═══ LISTED ENTRIES ═══

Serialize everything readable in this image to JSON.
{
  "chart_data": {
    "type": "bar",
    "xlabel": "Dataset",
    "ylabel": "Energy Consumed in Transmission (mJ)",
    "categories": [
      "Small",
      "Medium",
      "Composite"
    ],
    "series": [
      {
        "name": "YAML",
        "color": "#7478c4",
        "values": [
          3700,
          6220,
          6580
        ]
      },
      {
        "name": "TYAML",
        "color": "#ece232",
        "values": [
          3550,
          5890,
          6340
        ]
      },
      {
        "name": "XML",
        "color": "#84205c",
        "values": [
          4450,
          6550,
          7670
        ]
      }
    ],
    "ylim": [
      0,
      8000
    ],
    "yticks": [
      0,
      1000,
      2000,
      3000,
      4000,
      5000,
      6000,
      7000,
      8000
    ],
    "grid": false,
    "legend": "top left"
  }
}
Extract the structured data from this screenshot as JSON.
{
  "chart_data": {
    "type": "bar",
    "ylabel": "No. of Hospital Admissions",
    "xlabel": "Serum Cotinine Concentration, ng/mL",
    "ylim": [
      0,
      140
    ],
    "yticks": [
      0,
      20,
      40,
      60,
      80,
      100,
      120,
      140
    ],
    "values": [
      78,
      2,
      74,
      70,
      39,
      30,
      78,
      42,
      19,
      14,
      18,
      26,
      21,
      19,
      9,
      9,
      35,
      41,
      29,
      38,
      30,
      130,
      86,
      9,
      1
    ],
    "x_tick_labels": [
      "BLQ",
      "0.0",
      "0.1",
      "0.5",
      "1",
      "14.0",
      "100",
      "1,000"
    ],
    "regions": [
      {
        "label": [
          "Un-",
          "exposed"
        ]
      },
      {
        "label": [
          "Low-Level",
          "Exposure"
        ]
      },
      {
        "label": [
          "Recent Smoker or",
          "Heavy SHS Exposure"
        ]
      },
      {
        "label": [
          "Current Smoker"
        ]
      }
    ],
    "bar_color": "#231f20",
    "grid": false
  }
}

═══

■ WRITTEN EXERCISE: The lines to reproduce run from the line containing "Extract the structured" to the end of the listing; write them out exactly and add nothing.

■ FINISHED EXERCISE:
Extract the structured data from this screenshot as JSON.
{
  "chart_data": {
    "type": "bar",
    "ylabel": "No. of Hospital Admissions",
    "xlabel": "Serum Cotinine Concentration, ng/mL",
    "ylim": [
      0,
      140
    ],
    "yticks": [
      0,
      20,
      40,
      60,
      80,
      100,
      120,
      140
    ],
    "values": [
      78,
      2,
      74,
      70,
      39,
      30,
      78,
      42,
      19,
      14,
      18,
      26,
      21,
      19,
      9,
      9,
      35,
      41,
      29,
      38,
      30,
      130,
      86,
      9,
      1
    ],
    "x_tick_labels": [
      "BLQ",
      "0.0",
      "0.1",
      "0.5",
      "1",
      "14.0",
      "100",
      "1,000"
    ],
    "regions": [
      {
        "label": [
          "Un-",
          "exposed"
        ]
      },
      {
        "label": [
          "Low-Level",
          "Exposure"
        ]
      },
      {
        "label": [
          "Recent Smoker or",
          "Heavy SHS Exposure"
        ]
      },
      {
        "label": [
          "Current Smoker"
        ]
      }
    ],
    "bar_color": "#231f20",
    "grid": false
  }
}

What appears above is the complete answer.